=== Information given ===

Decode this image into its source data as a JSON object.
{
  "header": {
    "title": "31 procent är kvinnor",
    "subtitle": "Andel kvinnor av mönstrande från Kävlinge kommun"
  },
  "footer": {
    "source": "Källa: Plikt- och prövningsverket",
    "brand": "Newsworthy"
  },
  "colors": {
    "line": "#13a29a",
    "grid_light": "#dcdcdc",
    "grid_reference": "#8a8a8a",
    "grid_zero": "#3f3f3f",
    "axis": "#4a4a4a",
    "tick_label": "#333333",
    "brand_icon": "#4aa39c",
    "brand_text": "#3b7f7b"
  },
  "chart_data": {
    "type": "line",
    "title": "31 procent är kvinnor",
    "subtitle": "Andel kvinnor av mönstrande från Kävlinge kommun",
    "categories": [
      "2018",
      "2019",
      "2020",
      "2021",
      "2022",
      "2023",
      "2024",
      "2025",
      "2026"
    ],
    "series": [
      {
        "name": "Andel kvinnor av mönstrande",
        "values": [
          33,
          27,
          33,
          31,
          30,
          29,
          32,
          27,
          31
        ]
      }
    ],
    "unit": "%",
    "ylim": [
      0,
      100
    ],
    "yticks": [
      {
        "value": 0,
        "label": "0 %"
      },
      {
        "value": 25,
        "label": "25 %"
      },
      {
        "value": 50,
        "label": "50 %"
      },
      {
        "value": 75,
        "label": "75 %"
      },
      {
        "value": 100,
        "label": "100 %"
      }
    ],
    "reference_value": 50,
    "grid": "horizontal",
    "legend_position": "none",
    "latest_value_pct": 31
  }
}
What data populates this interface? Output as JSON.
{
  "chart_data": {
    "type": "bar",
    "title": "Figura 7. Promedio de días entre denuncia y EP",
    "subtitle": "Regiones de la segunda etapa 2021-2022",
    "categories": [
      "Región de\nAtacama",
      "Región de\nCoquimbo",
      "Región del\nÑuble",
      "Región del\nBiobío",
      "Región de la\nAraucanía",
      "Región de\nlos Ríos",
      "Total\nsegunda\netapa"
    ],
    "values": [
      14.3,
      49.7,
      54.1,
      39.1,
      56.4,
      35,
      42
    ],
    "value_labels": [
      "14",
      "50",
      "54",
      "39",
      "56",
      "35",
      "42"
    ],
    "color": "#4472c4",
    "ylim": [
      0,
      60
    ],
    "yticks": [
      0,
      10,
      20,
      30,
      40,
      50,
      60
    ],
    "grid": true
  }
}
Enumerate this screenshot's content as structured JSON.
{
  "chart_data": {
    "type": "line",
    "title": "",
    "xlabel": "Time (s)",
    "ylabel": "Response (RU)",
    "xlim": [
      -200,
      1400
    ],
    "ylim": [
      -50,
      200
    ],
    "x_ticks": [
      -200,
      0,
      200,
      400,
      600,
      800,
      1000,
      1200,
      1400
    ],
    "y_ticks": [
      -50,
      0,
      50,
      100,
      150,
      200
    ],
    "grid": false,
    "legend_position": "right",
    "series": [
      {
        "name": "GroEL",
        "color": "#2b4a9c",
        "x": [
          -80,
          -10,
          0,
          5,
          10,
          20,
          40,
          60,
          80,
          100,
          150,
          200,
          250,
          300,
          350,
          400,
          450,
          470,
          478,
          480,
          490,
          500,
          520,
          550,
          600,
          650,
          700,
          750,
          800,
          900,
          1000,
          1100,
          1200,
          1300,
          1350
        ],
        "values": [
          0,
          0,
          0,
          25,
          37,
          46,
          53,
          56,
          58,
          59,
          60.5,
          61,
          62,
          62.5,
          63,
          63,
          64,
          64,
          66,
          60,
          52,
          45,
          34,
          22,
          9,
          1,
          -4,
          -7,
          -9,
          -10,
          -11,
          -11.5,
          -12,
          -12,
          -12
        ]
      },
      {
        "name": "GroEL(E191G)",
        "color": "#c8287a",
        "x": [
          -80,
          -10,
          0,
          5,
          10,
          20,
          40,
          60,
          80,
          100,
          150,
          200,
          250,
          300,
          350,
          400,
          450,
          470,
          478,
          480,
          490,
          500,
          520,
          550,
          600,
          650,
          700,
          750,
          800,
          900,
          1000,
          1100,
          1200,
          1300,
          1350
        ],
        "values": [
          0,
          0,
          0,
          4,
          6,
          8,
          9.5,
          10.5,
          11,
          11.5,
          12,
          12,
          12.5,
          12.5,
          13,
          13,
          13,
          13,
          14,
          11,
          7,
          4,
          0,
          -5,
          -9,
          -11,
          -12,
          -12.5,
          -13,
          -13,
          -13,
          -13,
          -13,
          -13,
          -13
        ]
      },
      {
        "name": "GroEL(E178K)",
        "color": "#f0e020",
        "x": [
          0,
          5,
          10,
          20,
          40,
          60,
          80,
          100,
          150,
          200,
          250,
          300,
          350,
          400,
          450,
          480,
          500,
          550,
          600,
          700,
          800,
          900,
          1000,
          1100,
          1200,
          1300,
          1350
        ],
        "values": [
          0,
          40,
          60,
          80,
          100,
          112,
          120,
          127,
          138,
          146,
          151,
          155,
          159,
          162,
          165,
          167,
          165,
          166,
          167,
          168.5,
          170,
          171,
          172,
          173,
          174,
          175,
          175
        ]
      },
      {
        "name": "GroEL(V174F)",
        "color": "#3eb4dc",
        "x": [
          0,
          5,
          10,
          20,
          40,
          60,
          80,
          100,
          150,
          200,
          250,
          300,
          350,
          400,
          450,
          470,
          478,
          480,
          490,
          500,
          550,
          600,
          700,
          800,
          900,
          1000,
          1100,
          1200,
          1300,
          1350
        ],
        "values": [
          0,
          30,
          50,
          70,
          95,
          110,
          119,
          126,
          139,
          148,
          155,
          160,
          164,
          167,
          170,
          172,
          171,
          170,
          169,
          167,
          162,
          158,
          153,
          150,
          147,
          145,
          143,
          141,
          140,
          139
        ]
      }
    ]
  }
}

===

_Task statement:_
Every entry needs to be retyped exactly.

_In response:_
Decode this image into its source data as a JSON object.
{
  "header": {
    "title": "31 procent är kvinnor",
    "subtitle": "Andel kvinnor av mönstrande från Kävlinge kommun"
  },
  "footer": {
    "source": "Källa: Plikt- och prövningsverket",
    "brand": "Newsworthy"
  },
  "colors": {
    "line": "#13a29a",
    "grid_light": "#dcdcdc",
    "grid_reference": "#8a8a8a",
    "grid_zero": "#3f3f3f",
    "axis": "#4a4a4a",
    "tick_label": "#333333",
    "brand_icon": "#4aa39c",
    "brand_text": "#3b7f7b"
  },
  "chart_data": {
    "type": "line",
    "title": "31 procent är kvinnor",
    "subtitle": "Andel kvinnor av mönstrande från Kävlinge kommun",
    "categories": [
      "2018",
      "2019",
      "2020",
      "2021",
      "2022",
      "2023",
      "2024",
      "2025",
      "2026"
    ],
    "series": [
      {
        "name": "Andel kvinnor av mönstrande",
        "values": [
          33,
          27,
          33,
          31,
          30,
          29,
          32,
          27,
          31
        ]
      }
    ],
    "unit": "%",
    "ylim": [
      0,
      100
    ],
    "yticks": [
      {
        "value": 0,
        "label": "0 %"
      },
      {
        "value": 25,
        "label": "25 %"
      },
      {
        "value": 50,
        "label": "50 %"
      },
      {
        "value": 75,
        "label": "75 %"
      },
      {
        "value": 100,
        "label": "100 %"
      }
    ],
    "reference_value": 50,
    "grid": "horizontal",
    "legend_position": "none",
    "latest_value_pct": 31
  }
}
What data populates this interface? Output as JSON.
{
  "chart_data": {
    "type": "bar",
    "title": "Figura 7. Promedio de días entre denuncia y EP",
    "subtitle": "Regiones de la segunda etapa 2021-2022",
    "categories": [
      "Región de\nAtacama",
      "Región de\nCoquimbo",
      "Región del\nÑuble",
      "Región del\nBiobío",
      "Región de la\nAraucanía",
      "Región de\nlos Ríos",
      "Total\nsegunda\netapa"
    ],
    "values": [
      14.3,
      49.7,
      54.1,
      39.1,
      56.4,
      35,
      42
    ],
    "value_labels": [
      "14",
      "50",
      "54",
      "39",
      "56",
      "35",
      "42"
    ],
    "color": "#4472c4",
    "ylim": [
      0,
      60
    ],
    "yticks": [
      0,
      10,
      20,
      30,
      40,
      50,
      60
    ],
    "grid": true
  }
}
Enumerate this screenshot's content as structured JSON.
{
  "chart_data": {
    "type": "line",
    "title": "",
    "xlabel": "Time (s)",
    "ylabel": "Response (RU)",
    "xlim": [
      -200,
      1400
    ],
    "ylim": [
      -50,
      200
    ],
    "x_ticks": [
      -200,
      0,
      200,
      400,
      600,
      800,
      1000,
      1200,
      1400
    ],
    "y_ticks": [
      -50,
      0,
      50,
      100,
      150,
      200
    ],
    "grid": false,
    "legend_position": "right",
    "series": [
      {
        "name": "GroEL",
        "color": "#2b4a9c",
        "x": [
          -80,
          -10,
          0,
          5,
          10,
          20,
          40,
          60,
          80,
          100,
          150,
          200,
          250,
          300,
          350,
          400,
          450,
          470,
          478,
          480,
          490,
          500,
          520,
          550,
          600,
          650,
          700,
          750,
          800,
          900,
          1000,
          1100,
          1200,
          1300,
          1350
        ],
        "values": [
          0,
          0,
          0,
          25,
          37,
          46,
          53,
          56,
          58,
          59,
          60.5,
          61,
          62,
          62.5,
          63,
          63,
          64,
          64,
          66,
          60,
          52,
          45,
          34,
          22,
          9,
          1,
          -4,
          -7,
          -9,
          -10,
          -11,
          -11.5,
          -12,
          -12,
          -12
        ]
      },
      {
        "name": "GroEL(E191G)",
        "color": "#c8287a",
        "x": [
          -80,
          -10,
          0,
          5,
          10,
          20,
          40,
          60,
          80,
          100,
          150,
          200,
          250,
          300,
          350,
          400,
          450,
          470,
          478,
          480,
          490,
          500,
          520,
          550,
          600,
          650,
          700,
          750,
          800,
          900,
          1000,
          1100,
          1200,
          1300,
          1350
        ],
        "values": [
          0,
          0,
          0,
          4,
          6,
          8,
          9.5,
          10.5,
          11,
          11.5,
          12,
          12,
          12.5,
          12.5,
          13,
          13,
          13,
          13,
          14,
          11,
          7,
          4,
          0,
          -5,
          -9,
          -11,
          -12,
          -12.5,
          -13,
          -13,
          -13,
          -13,
          -13,
          -13,
          -13
        ]
      },
      {
        "name": "GroEL(E178K)",
        "color": "#f0e020",
        "x": [
          0,
          5,
          10,
          20,
          40,
          60,
          80,
          100,
          150,
          200,
          250,
          300,
          350,
          400,
          450,
          480,
          500,
          550,
          600,
          700,
          800,
          900,
          1000,
          1100,
          1200,
          1300,
          1350
        ],
        "values": [
          0,
          40,
          60,
          80,
          100,
          112,
          120,
          127,
          138,
          146,
          151,
          155,
          159,
          162,
          165,
          167,
          165,
          166,
          167,
          168.5,
          170,
          171,
          172,
          173,
          174,
          175,
          175
        ]
      },
      {
        "name": "GroEL(V174F)",
        "color": "#3eb4dc",
        "x": [
          0,
          5,
          10,
          20,
          40,
          60,
          80,
          100,
          150,
          200,
          250,
          300,
          350,
          400,
          450,
          470,
          478,
          480,
          490,
          500,
          550,
          600,
          700,
          800,
          900,
          1000,
          1100,
          1200,
          1300,
          1350
        ],
        "values": [
          0,
          30,
          50,
          70,
          95,
          110,
          119,
          126,
          139,
          148,
          155,
          160,
          164,
          167,
          170,
          172,
          171,
          170,
          169,
          167,
          162,
          158,
          153,
          150,
          147,
          145,
          143,
          141,
          140,
          139
        ]
      }
    ]
  }
}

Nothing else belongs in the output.